GIVEN REQUEST: Would it be possible to write out each entry below exactly, without the pictures?
begin
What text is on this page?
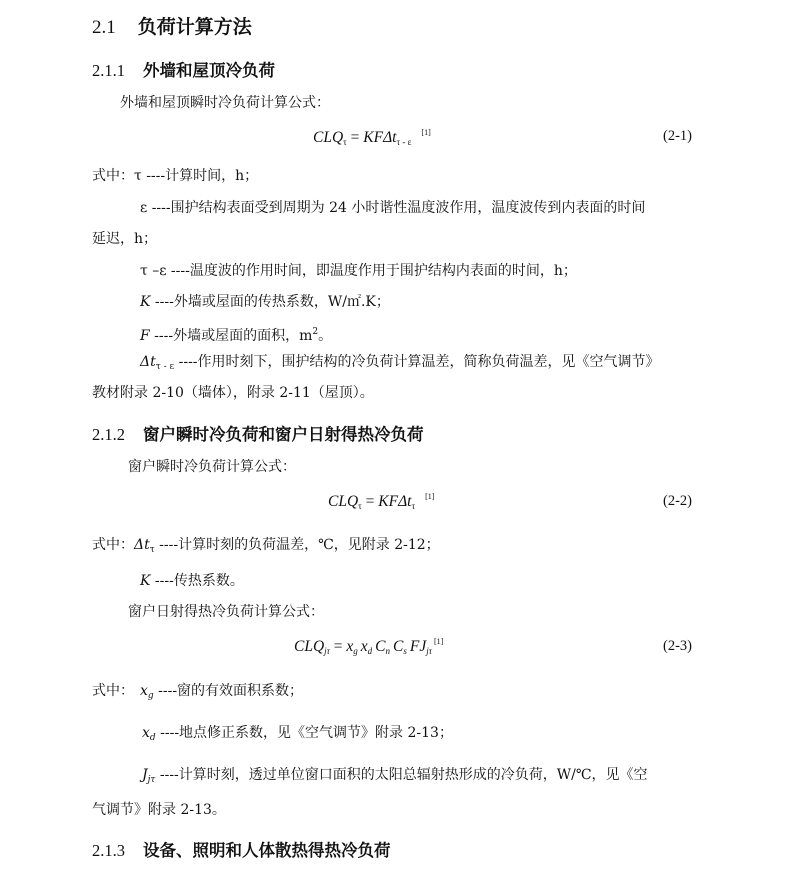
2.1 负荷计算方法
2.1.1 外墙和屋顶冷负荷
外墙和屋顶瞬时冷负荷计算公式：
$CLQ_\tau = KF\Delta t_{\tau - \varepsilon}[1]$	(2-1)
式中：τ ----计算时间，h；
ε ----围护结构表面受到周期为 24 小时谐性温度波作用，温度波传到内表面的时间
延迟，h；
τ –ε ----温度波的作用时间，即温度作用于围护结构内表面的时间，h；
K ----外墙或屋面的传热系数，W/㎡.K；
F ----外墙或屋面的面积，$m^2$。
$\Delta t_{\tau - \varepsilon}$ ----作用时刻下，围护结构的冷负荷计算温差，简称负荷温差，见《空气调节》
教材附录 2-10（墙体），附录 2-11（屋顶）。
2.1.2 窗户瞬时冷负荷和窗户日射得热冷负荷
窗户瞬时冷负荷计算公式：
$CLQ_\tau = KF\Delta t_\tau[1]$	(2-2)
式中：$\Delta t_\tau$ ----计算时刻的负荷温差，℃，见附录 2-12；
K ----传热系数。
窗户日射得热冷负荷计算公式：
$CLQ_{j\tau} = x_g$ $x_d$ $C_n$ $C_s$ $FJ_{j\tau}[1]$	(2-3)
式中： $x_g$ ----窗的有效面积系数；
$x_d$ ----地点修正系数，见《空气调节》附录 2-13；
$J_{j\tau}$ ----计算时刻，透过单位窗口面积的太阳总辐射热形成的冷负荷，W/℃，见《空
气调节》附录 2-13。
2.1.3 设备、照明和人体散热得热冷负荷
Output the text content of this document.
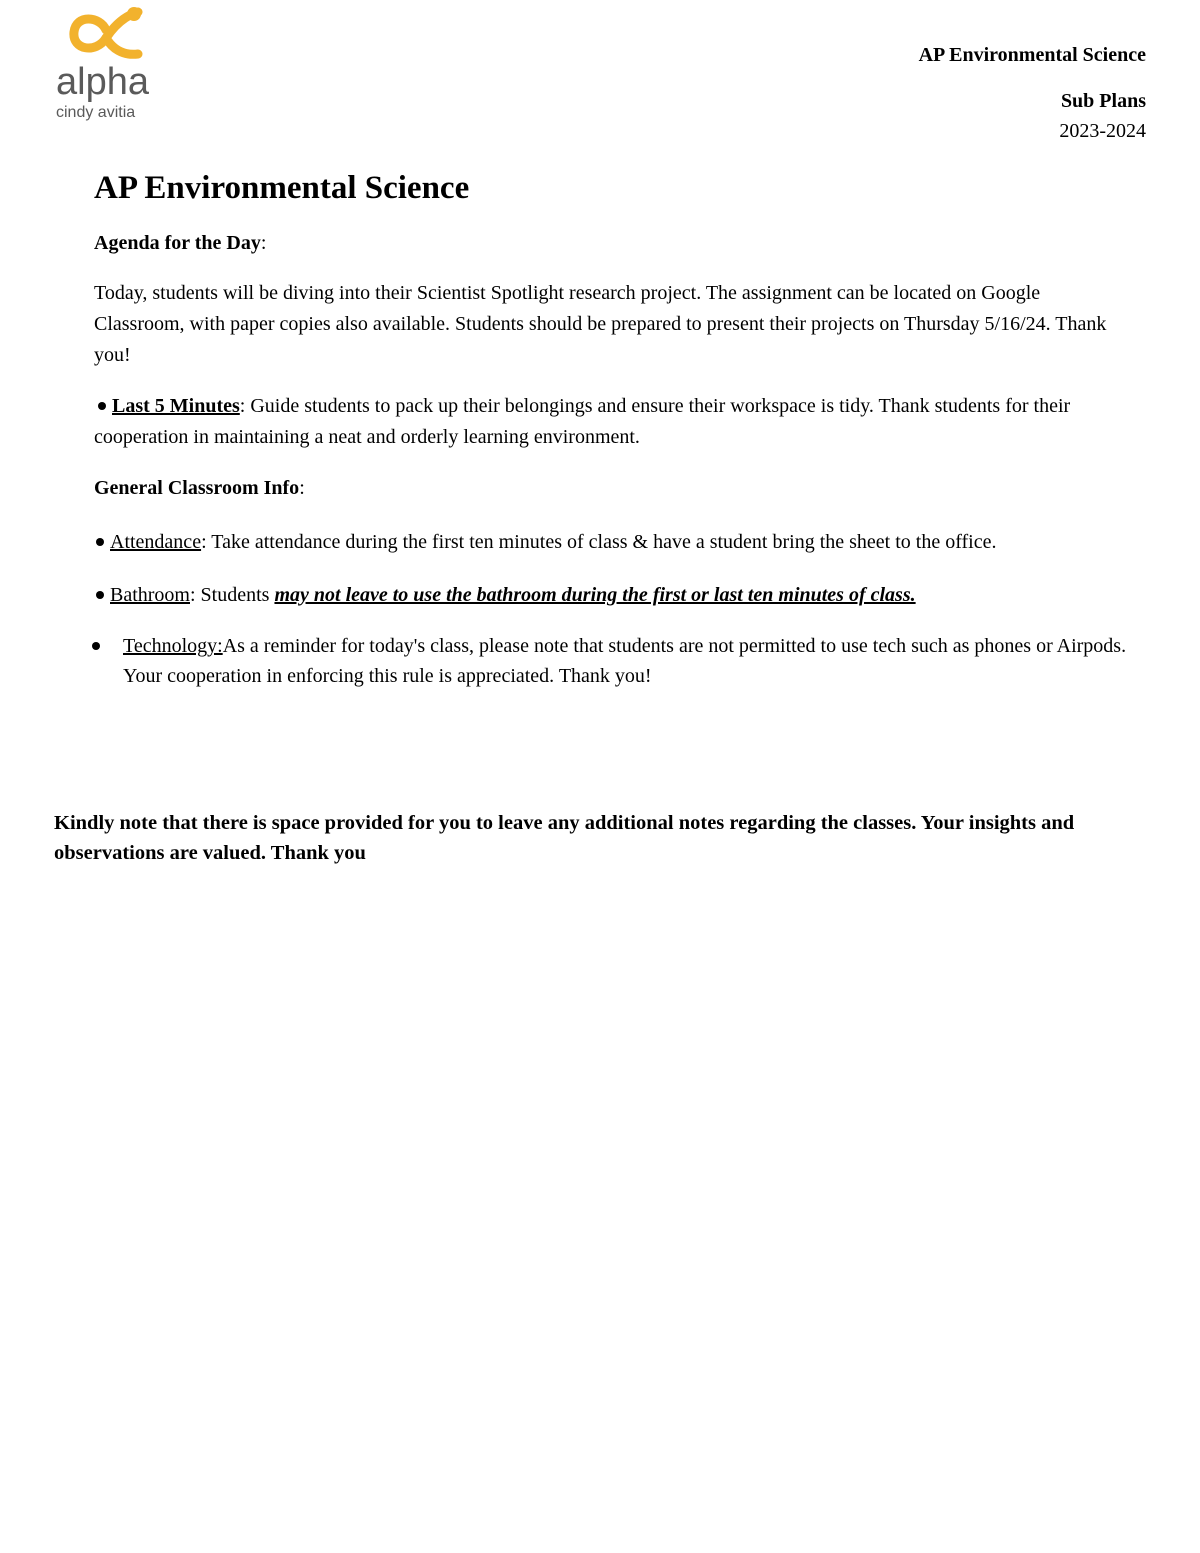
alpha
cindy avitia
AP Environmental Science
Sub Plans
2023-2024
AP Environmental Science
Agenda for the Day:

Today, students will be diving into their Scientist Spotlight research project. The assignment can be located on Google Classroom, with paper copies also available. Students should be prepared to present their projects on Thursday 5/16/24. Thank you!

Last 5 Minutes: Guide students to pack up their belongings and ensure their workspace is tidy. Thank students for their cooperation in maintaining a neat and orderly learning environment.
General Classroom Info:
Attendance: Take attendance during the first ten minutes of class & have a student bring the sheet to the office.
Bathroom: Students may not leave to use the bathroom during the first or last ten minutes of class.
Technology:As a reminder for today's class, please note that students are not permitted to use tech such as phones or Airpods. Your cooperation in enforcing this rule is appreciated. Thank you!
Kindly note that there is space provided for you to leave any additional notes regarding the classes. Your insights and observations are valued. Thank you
end
ANSWER BELOW:
What text is on this page?
2.1 负荷计算方法
2.1.1 外墙和屋顶冷负荷
外墙和屋顶瞬时冷负荷计算公式：
$CLQ_\tau = KF\Delta t_{\tau - \varepsilon}[1]$	(2-1)
式中：τ ----计算时间，h；
ε ----围护结构表面受到周期为 24 小时谐性温度波作用，温度波传到内表面的时间
延迟，h；
τ –ε ----温度波的作用时间，即温度作用于围护结构内表面的时间，h；
K ----外墙或屋面的传热系数，W/㎡.K；
F ----外墙或屋面的面积，$m^2$。
$\Delta t_{\tau - \varepsilon}$ ----作用时刻下，围护结构的冷负荷计算温差，简称负荷温差，见《空气调节》
教材附录 2-10（墙体），附录 2-11（屋顶）。
2.1.2 窗户瞬时冷负荷和窗户日射得热冷负荷
窗户瞬时冷负荷计算公式：
$CLQ_\tau = KF\Delta t_\tau[1]$	(2-2)
式中：$\Delta t_\tau$ ----计算时刻的负荷温差，℃，见附录 2-12；
K ----传热系数。
窗户日射得热冷负荷计算公式：
$CLQ_{j\tau} = x_g$ $x_d$ $C_n$ $C_s$ $FJ_{j\tau}[1]$	(2-3)
式中： $x_g$ ----窗的有效面积系数；
$x_d$ ----地点修正系数，见《空气调节》附录 2-13；
$J_{j\tau}$ ----计算时刻，透过单位窗口面积的太阳总辐射热形成的冷负荷，W/℃，见《空
气调节》附录 2-13。
2.1.3 设备、照明和人体散热得热冷负荷
Output the text content of this document.
alpha
cindy avitia
AP Environmental Science
Sub Plans
2023-2024
AP Environmental Science
Agenda for the Day:

Today, students will be diving into their Scientist Spotlight research project. The assignment can be located on Google Classroom, with paper copies also available. Students should be prepared to present their projects on Thursday 5/16/24. Thank you!

Last 5 Minutes: Guide students to pack up their belongings and ensure their workspace is tidy. Thank students for their cooperation in maintaining a neat and orderly learning environment.
General Classroom Info:
Attendance: Take attendance during the first ten minutes of class & have a student bring the sheet to the office.
Bathroom: Students may not leave to use the bathroom during the first or last ten minutes of class.
Technology:As a reminder for today's class, please note that students are not permitted to use tech such as phones or Airpods. Your cooperation in enforcing this rule is appreciated. Thank you!
Kindly note that there is space provided for you to leave any additional notes regarding the classes. Your insights and observations are valued. Thank you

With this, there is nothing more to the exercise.